DATASET EXTRACT
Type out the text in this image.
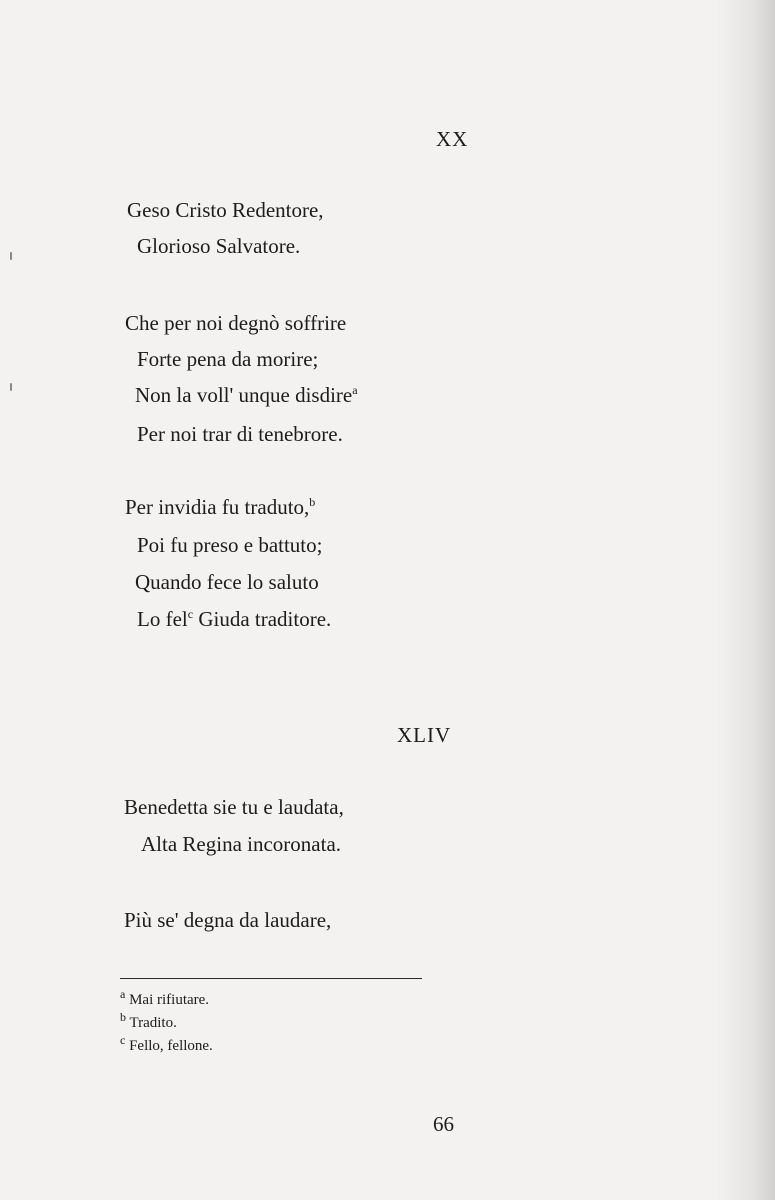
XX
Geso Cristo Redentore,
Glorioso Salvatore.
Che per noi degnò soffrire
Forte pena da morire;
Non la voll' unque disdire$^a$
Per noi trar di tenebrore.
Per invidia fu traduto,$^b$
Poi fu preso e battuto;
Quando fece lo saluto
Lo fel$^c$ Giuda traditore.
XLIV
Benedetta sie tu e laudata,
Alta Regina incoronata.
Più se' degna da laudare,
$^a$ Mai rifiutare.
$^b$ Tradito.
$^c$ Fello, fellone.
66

* * *

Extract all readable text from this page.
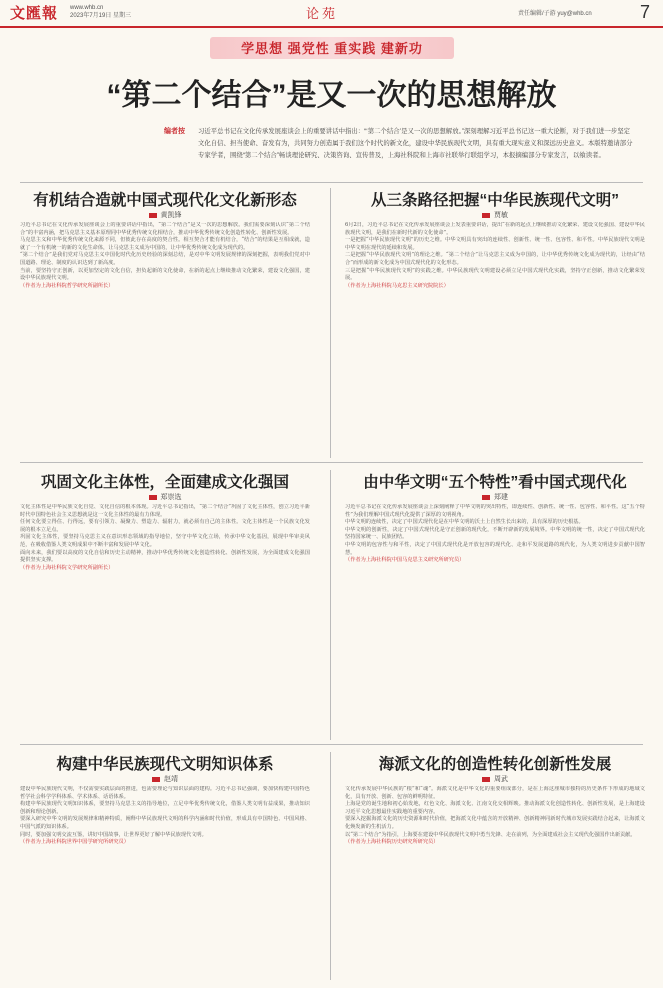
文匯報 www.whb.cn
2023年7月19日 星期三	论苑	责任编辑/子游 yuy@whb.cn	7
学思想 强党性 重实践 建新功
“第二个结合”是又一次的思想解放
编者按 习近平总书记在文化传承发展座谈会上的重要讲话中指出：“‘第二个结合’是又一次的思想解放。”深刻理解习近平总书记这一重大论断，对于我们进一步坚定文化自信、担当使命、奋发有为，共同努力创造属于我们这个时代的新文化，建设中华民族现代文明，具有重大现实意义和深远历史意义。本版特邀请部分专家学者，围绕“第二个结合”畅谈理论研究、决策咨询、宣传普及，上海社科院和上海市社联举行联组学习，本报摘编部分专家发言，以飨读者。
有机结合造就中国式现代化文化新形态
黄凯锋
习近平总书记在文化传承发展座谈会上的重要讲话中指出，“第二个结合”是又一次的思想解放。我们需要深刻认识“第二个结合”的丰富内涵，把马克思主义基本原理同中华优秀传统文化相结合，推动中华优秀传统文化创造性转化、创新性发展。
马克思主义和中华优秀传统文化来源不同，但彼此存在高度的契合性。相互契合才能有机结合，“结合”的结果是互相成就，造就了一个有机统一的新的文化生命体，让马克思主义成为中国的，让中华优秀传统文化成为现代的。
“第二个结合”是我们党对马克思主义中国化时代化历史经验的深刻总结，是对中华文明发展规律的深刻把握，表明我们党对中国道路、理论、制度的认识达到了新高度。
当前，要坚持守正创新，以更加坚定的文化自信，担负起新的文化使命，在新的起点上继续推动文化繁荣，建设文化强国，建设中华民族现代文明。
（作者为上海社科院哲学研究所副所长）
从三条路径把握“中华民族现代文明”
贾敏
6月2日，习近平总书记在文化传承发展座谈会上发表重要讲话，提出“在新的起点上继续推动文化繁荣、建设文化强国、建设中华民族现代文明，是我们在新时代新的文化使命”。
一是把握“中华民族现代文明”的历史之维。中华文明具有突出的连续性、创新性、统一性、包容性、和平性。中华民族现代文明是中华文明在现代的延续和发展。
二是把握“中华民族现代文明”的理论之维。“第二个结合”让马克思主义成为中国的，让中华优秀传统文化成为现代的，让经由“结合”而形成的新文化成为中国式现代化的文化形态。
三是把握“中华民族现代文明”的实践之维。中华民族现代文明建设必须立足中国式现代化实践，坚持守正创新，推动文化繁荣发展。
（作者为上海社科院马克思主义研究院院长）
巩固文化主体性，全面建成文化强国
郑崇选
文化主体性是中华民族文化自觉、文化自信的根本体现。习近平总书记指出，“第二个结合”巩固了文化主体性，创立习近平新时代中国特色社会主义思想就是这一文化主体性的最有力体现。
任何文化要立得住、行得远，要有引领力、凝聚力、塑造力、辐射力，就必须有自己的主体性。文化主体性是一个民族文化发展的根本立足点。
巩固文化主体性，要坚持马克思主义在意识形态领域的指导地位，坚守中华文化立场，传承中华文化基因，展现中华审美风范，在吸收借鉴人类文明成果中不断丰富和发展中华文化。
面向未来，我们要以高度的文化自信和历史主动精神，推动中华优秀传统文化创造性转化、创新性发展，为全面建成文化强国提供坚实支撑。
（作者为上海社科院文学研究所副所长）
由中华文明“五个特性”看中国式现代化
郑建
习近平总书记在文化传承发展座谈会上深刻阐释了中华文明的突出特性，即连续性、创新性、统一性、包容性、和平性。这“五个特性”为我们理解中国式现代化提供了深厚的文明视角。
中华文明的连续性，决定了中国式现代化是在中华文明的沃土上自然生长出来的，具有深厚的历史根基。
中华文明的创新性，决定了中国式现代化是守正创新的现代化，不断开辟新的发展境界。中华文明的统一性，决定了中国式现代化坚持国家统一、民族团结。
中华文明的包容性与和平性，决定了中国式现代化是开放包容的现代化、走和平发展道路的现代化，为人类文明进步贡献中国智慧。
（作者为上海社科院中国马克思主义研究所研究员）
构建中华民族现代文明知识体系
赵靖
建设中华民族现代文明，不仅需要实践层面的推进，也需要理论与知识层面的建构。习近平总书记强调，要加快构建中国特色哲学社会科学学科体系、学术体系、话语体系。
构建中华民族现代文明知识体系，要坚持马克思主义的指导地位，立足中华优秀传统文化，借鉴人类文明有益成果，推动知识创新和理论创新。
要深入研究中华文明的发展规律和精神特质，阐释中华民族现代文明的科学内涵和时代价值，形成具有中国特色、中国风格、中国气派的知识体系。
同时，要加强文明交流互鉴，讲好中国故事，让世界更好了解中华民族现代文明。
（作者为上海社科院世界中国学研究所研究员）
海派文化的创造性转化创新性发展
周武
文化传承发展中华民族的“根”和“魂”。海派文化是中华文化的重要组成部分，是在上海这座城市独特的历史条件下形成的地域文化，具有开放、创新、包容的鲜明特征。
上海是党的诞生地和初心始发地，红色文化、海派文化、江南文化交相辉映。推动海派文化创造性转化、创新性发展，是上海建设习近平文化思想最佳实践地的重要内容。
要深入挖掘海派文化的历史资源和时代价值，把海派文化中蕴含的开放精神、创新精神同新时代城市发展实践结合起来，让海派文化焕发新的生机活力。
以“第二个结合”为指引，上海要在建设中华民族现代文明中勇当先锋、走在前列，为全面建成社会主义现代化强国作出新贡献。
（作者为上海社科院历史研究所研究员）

==

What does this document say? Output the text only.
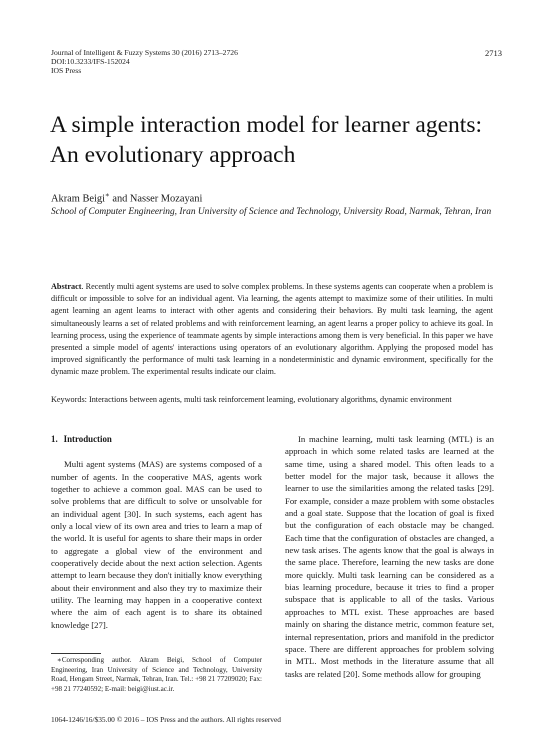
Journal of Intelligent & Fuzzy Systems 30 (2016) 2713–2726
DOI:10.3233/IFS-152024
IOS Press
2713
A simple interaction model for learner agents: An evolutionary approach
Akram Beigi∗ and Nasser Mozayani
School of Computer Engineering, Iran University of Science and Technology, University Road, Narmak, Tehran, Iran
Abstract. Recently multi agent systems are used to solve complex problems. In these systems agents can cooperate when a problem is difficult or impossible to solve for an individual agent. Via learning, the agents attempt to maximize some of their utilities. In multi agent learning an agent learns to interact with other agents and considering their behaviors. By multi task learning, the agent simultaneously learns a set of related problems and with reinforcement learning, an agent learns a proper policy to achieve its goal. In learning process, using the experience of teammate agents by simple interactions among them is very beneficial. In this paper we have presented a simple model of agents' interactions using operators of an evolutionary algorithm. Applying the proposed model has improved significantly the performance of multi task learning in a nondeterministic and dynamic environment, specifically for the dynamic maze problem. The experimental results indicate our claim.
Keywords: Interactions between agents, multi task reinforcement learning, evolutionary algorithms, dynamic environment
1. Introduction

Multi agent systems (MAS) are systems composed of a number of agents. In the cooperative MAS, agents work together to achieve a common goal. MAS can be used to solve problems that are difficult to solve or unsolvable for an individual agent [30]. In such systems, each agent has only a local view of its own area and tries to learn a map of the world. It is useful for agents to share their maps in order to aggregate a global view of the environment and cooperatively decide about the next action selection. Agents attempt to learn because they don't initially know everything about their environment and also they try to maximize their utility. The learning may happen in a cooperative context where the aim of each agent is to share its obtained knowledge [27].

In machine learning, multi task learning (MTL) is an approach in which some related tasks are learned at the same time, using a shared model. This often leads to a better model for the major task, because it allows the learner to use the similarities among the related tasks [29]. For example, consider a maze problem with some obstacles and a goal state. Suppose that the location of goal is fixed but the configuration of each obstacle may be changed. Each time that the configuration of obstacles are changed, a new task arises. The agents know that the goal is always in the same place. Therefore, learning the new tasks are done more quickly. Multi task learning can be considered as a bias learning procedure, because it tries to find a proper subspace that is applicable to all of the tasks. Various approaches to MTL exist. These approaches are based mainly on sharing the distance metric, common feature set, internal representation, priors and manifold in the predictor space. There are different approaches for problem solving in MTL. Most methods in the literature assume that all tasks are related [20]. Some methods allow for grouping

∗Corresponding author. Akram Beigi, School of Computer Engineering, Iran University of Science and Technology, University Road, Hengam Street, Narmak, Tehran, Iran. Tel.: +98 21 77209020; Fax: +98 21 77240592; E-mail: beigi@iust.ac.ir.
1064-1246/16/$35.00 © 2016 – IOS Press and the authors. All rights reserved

AIM OF THE TASK
Across the records, how many lines contain "推动中华优秀传统文化创造性转化"? Only the number should be given.

COMPLETED TASK
2